**Instructions for the task**
Pull every line containing "Expenses" from the entries.

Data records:

--- Start ---

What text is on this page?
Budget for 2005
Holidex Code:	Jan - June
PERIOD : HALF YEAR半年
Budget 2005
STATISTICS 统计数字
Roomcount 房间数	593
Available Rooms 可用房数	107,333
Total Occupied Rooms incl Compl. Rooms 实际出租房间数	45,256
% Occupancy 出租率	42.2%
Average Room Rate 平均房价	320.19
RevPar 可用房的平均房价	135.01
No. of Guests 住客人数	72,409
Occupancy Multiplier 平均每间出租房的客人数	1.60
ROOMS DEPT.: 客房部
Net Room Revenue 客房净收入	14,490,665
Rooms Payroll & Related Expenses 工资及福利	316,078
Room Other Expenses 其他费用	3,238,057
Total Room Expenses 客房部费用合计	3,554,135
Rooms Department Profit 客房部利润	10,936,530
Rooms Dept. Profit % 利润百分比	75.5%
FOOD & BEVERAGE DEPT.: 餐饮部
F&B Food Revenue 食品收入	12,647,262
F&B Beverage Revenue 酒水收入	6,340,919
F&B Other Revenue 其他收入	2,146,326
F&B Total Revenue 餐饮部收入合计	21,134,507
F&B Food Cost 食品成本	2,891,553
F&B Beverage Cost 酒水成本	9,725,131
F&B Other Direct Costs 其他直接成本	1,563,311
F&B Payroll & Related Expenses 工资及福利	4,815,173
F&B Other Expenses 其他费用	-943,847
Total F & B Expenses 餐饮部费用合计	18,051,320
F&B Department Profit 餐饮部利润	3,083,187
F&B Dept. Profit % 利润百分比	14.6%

--- End ---

**Final result**
Rooms Payroll & Related Expenses 工资及福利	316,078
Room Other Expenses 其他费用	3,238,057
Total Room Expenses 客房部费用合计	3,554,135
F&B Payroll & Related Expenses 工资及福利	4,815,173
F&B Other Expenses 其他费用	-943,847
Total F & B Expenses 餐饮部费用合计	18,051,320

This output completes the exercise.